__Exercise description__
Your task is to transcribe all of the data below exactly, omitting the images.

__Stored data__
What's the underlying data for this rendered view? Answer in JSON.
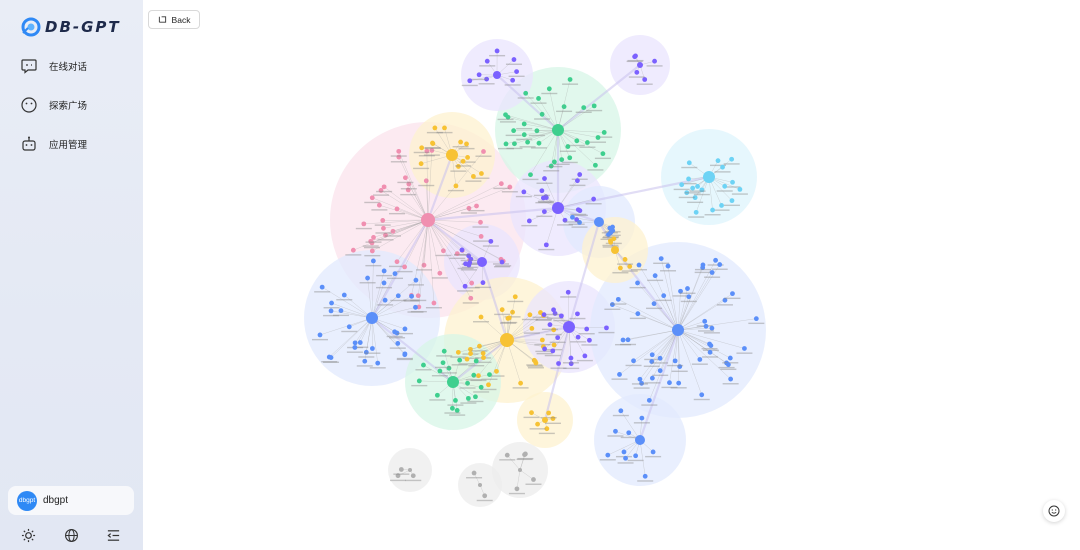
{
  "app": {
    "logo_text": "DB-GPT",
    "brand_color": "#2f89f5"
  },
  "sidebar": {
    "items": [
      {
        "label": "在线对话",
        "icon": "chat-icon"
      },
      {
        "label": "探索广场",
        "icon": "explore-icon"
      },
      {
        "label": "应用管理",
        "icon": "app-manage-icon"
      }
    ],
    "user": {
      "avatar_text": "dbgpt",
      "name": "dbgpt"
    },
    "bottom_icons": [
      "theme-sun-icon",
      "language-globe-icon",
      "collapse-menu-icon"
    ]
  },
  "toolbar": {
    "back_label": "Back",
    "back_icon": "back-arrow-icon"
  },
  "graph": {
    "description_icon": "knowledge-graph",
    "cluster_colors": [
      "#f08fb0",
      "#f7c233",
      "#3ecf8e",
      "#5b8ff9",
      "#7b61ff",
      "#6dd3f5",
      "#b0b0b0"
    ]
  },
  "float_button": {
    "icon": "smile-icon"
  }
}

__Exercise answer__
What's the underlying data for this rendered view? Answer in JSON.
{
  "app": {
    "logo_text": "DB-GPT",
    "brand_color": "#2f89f5"
  },
  "sidebar": {
    "items": [
      {
        "label": "在线对话",
        "icon": "chat-icon"
      },
      {
        "label": "探索广场",
        "icon": "explore-icon"
      },
      {
        "label": "应用管理",
        "icon": "app-manage-icon"
      }
    ],
    "user": {
      "avatar_text": "dbgpt",
      "name": "dbgpt"
    },
    "bottom_icons": [
      "theme-sun-icon",
      "language-globe-icon",
      "collapse-menu-icon"
    ]
  },
  "toolbar": {
    "back_label": "Back",
    "back_icon": "back-arrow-icon"
  },
  "graph": {
    "description_icon": "knowledge-graph",
    "cluster_colors": [
      "#f08fb0",
      "#f7c233",
      "#3ecf8e",
      "#5b8ff9",
      "#7b61ff",
      "#6dd3f5",
      "#b0b0b0"
    ]
  },
  "float_button": {
    "icon": "smile-icon"
  }
}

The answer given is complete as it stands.